¿Petróleo a 150 dólares? La advertencia que vuelve a poner en alerta a los mercados
¿Y si el gran riesgo para las bolsas no estuviera en los tipos de interés ni en la inteligencia artificial, sino en el petróleo? Esa es la posibilidad que pone sobre la mesa Claudio Galimberti, economista jefe de Rystad Energy, al afirmar en declaraciones a CNBC que el crudo podría alcanzar los 150 dólares por barril en los próximos meses si continúa el conflicto en Oriente Medio.

La previsión llama la atención porque llega en un momento en el que el Brent ronda los 92 dólares por barril. Sin embargo, detrás de la advertencia hay una idea sencilla: el mercado sigue consumiendo petróleo mientras los inventarios mundiales se reducen y la oferta sigue siendo insuficiente para compensar esa pérdida de existencias.
EL PROBLEMA NO ES EL PRECIO, SINO LA OFERTA
Galimberti considera que la clave de la situación actual está en los bajos niveles de inventarios. "A menos que se resuelva el conflicto en Oriente Medio y empecemos a ver un aumento de los flujos, veremos inventarios cada vez más bajos, lo que significa precios cada vez más altos", explica.
La lectura es relevante porque desplaza el foco desde la especulación financiera hacia la realidad física del mercado. El petróleo no sube únicamente por el miedo geopolítico. Según el citado experto, el verdadero problema es que el sistema dispone de menos colchón para absorber interrupciones en el suministro.

• Datos proporcionados
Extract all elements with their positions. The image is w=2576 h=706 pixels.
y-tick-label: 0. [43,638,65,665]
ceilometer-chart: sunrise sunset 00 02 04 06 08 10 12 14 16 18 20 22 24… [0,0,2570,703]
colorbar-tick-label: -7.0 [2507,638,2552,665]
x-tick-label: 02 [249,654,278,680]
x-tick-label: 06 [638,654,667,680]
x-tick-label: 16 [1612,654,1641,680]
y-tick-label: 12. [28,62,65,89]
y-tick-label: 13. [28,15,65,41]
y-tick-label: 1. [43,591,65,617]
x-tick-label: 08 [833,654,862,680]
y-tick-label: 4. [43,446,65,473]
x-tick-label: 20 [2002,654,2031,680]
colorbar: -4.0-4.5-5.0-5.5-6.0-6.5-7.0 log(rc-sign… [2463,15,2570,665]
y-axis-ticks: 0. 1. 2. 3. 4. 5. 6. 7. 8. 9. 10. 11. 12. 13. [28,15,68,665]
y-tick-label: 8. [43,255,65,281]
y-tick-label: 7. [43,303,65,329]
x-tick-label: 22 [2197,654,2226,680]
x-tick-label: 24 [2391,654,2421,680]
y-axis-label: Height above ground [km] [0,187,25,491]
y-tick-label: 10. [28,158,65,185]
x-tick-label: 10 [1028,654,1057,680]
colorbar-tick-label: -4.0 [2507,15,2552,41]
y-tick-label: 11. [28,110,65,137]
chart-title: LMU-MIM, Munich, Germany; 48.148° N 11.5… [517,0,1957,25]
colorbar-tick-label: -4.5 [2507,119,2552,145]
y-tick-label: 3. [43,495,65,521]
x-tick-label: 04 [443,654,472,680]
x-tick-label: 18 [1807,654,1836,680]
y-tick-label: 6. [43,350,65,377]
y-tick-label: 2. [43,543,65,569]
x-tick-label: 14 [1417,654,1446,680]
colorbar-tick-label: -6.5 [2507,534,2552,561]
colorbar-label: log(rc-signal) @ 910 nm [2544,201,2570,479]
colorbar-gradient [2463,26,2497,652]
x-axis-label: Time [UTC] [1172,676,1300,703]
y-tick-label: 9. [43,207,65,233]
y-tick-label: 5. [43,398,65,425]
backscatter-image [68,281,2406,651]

• Ejercicio 1
Según el texto sobre el precio del petróleo, ¿por qué podría seguir subiendo el crudo? Responda en una a tres oraciones.
• Ejercicio 2
Conteste estas preguntas sobre el texto sobre el precio del petróleo:
(a) ¿Qué cargo ocupa Claudio Galimberti?
(b) ¿Alrededor de qué precio está el Brent cuando se hace la previsión?
(c) Según el experto citado, ¿cuál es el verdadero problema del sistema?
Los datos no se usan en esta parte.

• Solución desarrollada 1
El mercado sigue consumiendo petróleo mientras los inventarios mundiales se reducen, y la oferta no basta para compensar esa pérdida de existencias. Galimberti afirma que, a menos que se resuelva el conflicto en Oriente Medio y aumenten los flujos, los inventarios serán cada vez más bajos y los precios cada vez más altos.

• Solución desarrollada 2
(a) Es economista jefe de Rystad Energy.
(b) Ronda los 92 dólares por barril.
(c) El sistema dispone de menos colchón para absorber interrupciones en el suministro.